- _TEXTO DA PÁGINA_:
Uma espécie de jogo

Jul 30, 2024Por Tiago Gomes
Tiago Gomes

Recebi mais feedbacks acerca do primeiro post que fiz aqui do que estava à espera, mas para a vossa infelicidade, ou não, nem todos os posts serão tão introspetivos quanto aquele. Posto isto, vou passar diretamente ao assunto que tem sobrevoado o meu pensamento nos últimos dias: a vida tem semelhanças enormes com os videojogos!

Como qualquer criança que tenha crescido no final dos anos 90 ou início dos anos 2000, os videojogos fizeram parte das minhas atividades favoritas durante as mais tenras fases do meu desenvolvimento. Numa época em que os jogos +18 eram, na verdade, jogados por crianças de toda as idades, é natural que questões sobre a influência que esses jogos possam ter tido no desenvolvimento de todos nós sejam levantadas, mas como em muita coisa que envolve a ciência e o seu estudo, o isolar de variáveis torna-se praticamente impossível e a correlação/causalidade acaba por ser difícil ou mesmo impossível de traçar: será que uma criança se torna num adulto violento porque jogava determinado jogo ou será que a criança procurava aquele tipo de jogos por já indicar um gosto particular sobre conteúdo violento? Enfim, vou deixar esta luta para os psicólogos e afins e focar-me nas minhas. 

Dado o contexto, tenho-me apercebido que em muita coisa acabo por criar correlações que, propositadas ou não, acabam por acontecer nas nossas vidas. A primeira, e talvez a mais impactante de todas é: para duplicarmos o nosso nível de desempenho em determinada tarefa não temos apenas de duplicar a quantidade de trabalho (input) que fazemos, mas sim fazer 5, 10, às vezes até 20x mais do que fizemos para atingir determinado patamar. Imaginem um cenário muito claro: se eu estudei 2000 horas para saber tanto quanto quanto sei hoje, para duplicar o meu conhecimento teria que estudar mais de 10000 horas. O mesmo acontece nos jogos, em que inicialmente até passamos de nível sem querer, quase inconscientemente, mas à medida que os níveis vão crescendo vão, também, crescendo as dificuldades e o esforço tem de ser bem melhor dirigido.

- _REGISTOS DE DADOS_:
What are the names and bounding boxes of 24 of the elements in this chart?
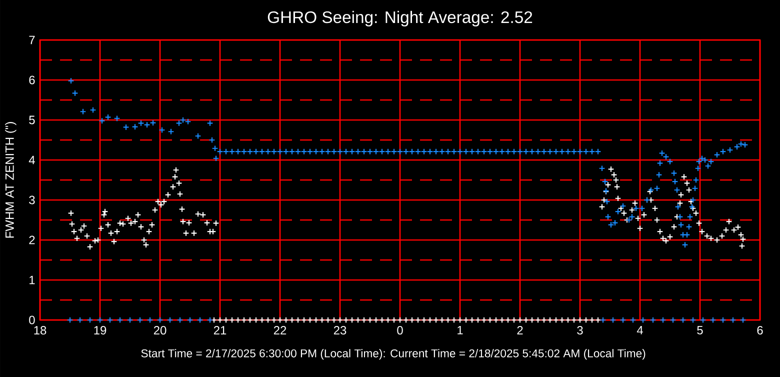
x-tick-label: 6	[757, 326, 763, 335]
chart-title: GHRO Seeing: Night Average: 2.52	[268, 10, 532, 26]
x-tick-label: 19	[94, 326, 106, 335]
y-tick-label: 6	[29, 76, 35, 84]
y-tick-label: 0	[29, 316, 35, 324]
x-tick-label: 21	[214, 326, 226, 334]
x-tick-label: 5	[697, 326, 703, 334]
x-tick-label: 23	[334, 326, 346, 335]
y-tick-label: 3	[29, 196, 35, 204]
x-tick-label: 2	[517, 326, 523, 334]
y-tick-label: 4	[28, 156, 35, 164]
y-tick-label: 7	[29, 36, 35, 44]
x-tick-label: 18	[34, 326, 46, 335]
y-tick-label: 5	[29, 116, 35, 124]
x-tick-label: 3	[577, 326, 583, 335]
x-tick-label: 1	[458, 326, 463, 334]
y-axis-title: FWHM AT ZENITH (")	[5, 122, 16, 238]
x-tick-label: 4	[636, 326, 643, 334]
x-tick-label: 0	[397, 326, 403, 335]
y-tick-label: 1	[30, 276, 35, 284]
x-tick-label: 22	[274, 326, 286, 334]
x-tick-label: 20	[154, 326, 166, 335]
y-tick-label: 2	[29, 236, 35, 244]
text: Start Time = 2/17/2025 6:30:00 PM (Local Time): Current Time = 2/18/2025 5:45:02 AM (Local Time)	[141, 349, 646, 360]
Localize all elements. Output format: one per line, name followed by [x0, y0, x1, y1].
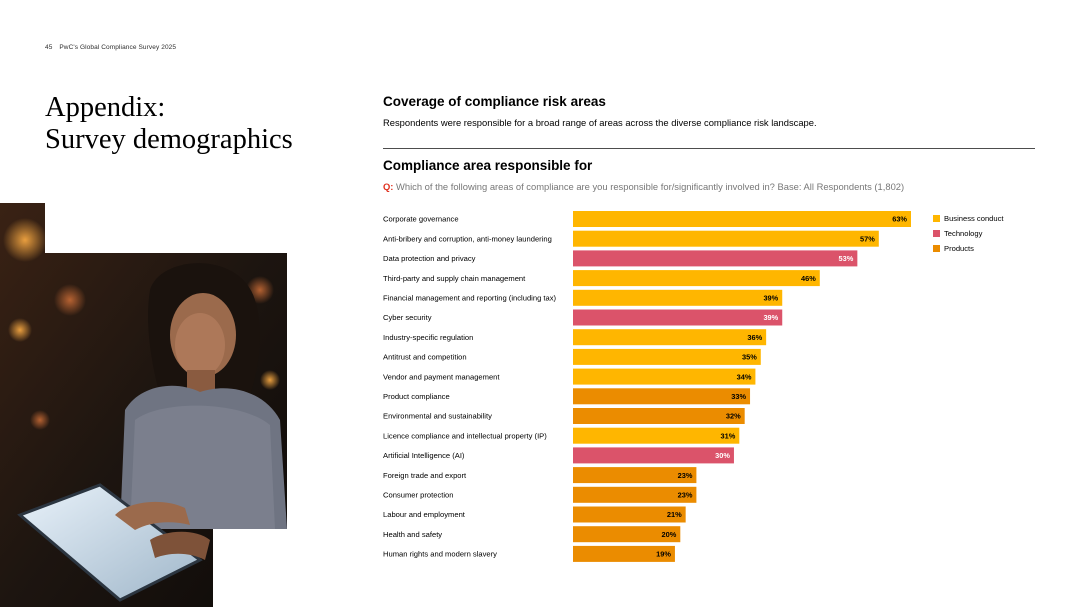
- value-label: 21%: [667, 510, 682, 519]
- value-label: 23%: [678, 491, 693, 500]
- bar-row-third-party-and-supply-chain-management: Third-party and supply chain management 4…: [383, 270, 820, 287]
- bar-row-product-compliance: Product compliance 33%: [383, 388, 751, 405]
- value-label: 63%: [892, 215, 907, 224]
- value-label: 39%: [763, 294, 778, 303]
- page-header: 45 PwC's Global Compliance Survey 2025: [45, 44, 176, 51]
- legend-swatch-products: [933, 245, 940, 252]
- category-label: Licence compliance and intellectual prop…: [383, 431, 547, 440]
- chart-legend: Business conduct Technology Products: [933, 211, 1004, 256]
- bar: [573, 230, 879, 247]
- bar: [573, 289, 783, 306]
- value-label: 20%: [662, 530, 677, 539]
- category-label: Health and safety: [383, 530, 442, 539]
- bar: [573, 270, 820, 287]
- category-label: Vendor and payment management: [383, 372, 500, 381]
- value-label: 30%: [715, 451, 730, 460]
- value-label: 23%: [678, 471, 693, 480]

- _TAREFAS_:
1/ Altera o texto sobre videojogos: reescreve tudo desde "Como qualquer criança" até "focar-me nas minhas.", pondo "especialistas" no lugar de "psicólogos".
2/ Responde com base no texto sobre videojogos:
(a) Em que data foi publicado?
(b) Em que época cresceram as crianças com quem o autor se compara?
(c) Quantas horas diz o autor ter estudado para saber o que sabe hoje?
Os registos têm origem noutra fonte.

- _RESPOSTAS_:
1/
Como qualquer criança que tenha crescido no final dos anos 90 ou início dos anos 2000, os videojogos fizeram parte das minhas atividades favoritas durante as mais tenras fases do meu desenvolvimento. Numa época em que os jogos +18 eram, na verdade, jogados por crianças de toda as idades, é natural que questões sobre a influência que esses jogos possam ter tido no desenvolvimento de todos nós sejam levantadas, mas como em muita coisa que envolve a ciência e o seu estudo, o isolar de variáveis torna-se praticamente impossível e a correlação/causalidade acaba por ser difícil ou mesmo impossível de traçar: será que uma criança se torna num adulto violento porque jogava determinado jogo ou será que a criança procurava aquele tipo de jogos por já indicar um gosto particular sobre conteúdo violento? Enfim, vou deixar esta luta para os especialistas e afins e focar-me nas minhas.

2/
(a) Jul 30, 2024.
(b) No final dos anos 90 ou no início dos anos 2000.
(c) 2000 horas.